■ **STATED TASK**: Set each entry down verbatim, omitting images.

■ **AVAILABLE RECORDS**:
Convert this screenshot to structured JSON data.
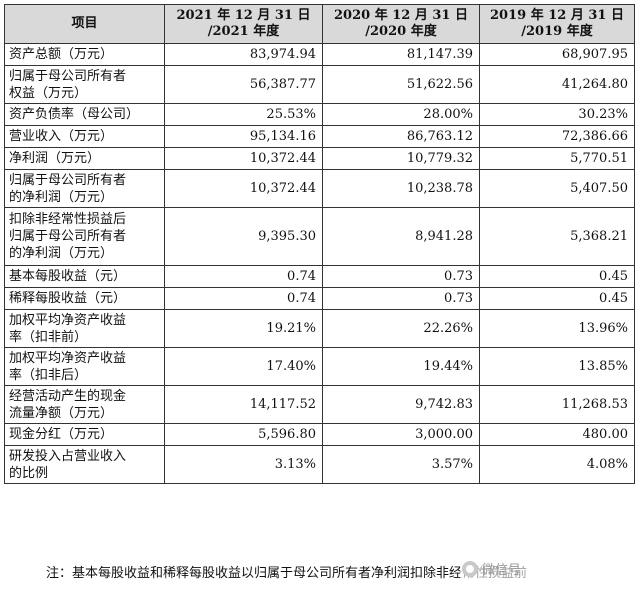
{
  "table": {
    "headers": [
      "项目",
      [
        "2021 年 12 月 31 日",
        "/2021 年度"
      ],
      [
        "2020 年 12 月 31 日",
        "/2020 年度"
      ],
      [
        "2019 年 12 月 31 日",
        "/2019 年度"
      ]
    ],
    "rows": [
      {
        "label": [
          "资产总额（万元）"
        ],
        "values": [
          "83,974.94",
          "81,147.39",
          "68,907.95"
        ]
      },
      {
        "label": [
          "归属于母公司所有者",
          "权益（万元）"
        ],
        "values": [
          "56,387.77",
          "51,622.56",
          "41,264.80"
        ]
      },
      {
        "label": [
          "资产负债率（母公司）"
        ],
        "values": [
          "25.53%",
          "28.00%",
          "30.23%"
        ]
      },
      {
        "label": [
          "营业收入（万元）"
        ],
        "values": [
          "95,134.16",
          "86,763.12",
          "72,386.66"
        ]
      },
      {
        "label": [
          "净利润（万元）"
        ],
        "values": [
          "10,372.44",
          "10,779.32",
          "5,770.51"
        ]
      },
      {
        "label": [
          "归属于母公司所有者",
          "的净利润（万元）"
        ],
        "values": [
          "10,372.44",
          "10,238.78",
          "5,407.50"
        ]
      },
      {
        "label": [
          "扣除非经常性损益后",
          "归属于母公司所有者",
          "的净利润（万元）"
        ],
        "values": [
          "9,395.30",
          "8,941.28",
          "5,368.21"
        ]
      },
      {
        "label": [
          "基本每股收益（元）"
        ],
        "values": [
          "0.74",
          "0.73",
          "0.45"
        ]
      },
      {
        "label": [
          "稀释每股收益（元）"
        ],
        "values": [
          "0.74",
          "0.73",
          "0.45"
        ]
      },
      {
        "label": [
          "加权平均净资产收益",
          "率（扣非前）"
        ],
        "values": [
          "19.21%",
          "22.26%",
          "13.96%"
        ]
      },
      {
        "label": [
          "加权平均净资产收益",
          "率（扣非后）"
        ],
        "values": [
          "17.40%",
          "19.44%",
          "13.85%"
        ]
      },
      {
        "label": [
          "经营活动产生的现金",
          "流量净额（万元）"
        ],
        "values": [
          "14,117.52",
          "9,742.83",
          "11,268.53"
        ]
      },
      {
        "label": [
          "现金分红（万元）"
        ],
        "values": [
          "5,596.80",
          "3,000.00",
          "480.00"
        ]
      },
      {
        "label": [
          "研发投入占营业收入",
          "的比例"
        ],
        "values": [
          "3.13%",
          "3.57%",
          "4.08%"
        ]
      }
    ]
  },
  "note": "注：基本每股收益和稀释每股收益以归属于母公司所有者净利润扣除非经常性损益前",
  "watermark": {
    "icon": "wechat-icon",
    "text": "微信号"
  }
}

■ **FINAL RESULT**:
Convert this screenshot to structured JSON data.
{
  "table": {
    "headers": [
      "项目",
      [
        "2021 年 12 月 31 日",
        "/2021 年度"
      ],
      [
        "2020 年 12 月 31 日",
        "/2020 年度"
      ],
      [
        "2019 年 12 月 31 日",
        "/2019 年度"
      ]
    ],
    "rows": [
      {
        "label": [
          "资产总额（万元）"
        ],
        "values": [
          "83,974.94",
          "81,147.39",
          "68,907.95"
        ]
      },
      {
        "label": [
          "归属于母公司所有者",
          "权益（万元）"
        ],
        "values": [
          "56,387.77",
          "51,622.56",
          "41,264.80"
        ]
      },
      {
        "label": [
          "资产负债率（母公司）"
        ],
        "values": [
          "25.53%",
          "28.00%",
          "30.23%"
        ]
      },
      {
        "label": [
          "营业收入（万元）"
        ],
        "values": [
          "95,134.16",
          "86,763.12",
          "72,386.66"
        ]
      },
      {
        "label": [
          "净利润（万元）"
        ],
        "values": [
          "10,372.44",
          "10,779.32",
          "5,770.51"
        ]
      },
      {
        "label": [
          "归属于母公司所有者",
          "的净利润（万元）"
        ],
        "values": [
          "10,372.44",
          "10,238.78",
          "5,407.50"
        ]
      },
      {
        "label": [
          "扣除非经常性损益后",
          "归属于母公司所有者",
          "的净利润（万元）"
        ],
        "values": [
          "9,395.30",
          "8,941.28",
          "5,368.21"
        ]
      },
      {
        "label": [
          "基本每股收益（元）"
        ],
        "values": [
          "0.74",
          "0.73",
          "0.45"
        ]
      },
      {
        "label": [
          "稀释每股收益（元）"
        ],
        "values": [
          "0.74",
          "0.73",
          "0.45"
        ]
      },
      {
        "label": [
          "加权平均净资产收益",
          "率（扣非前）"
        ],
        "values": [
          "19.21%",
          "22.26%",
          "13.96%"
        ]
      },
      {
        "label": [
          "加权平均净资产收益",
          "率（扣非后）"
        ],
        "values": [
          "17.40%",
          "19.44%",
          "13.85%"
        ]
      },
      {
        "label": [
          "经营活动产生的现金",
          "流量净额（万元）"
        ],
        "values": [
          "14,117.52",
          "9,742.83",
          "11,268.53"
        ]
      },
      {
        "label": [
          "现金分红（万元）"
        ],
        "values": [
          "5,596.80",
          "3,000.00",
          "480.00"
        ]
      },
      {
        "label": [
          "研发投入占营业收入",
          "的比例"
        ],
        "values": [
          "3.13%",
          "3.57%",
          "4.08%"
        ]
      }
    ]
  },
  "note": "注：基本每股收益和稀释每股收益以归属于母公司所有者净利润扣除非经常性损益前",
  "watermark": {
    "icon": "wechat-icon",
    "text": "微信号"
  }
}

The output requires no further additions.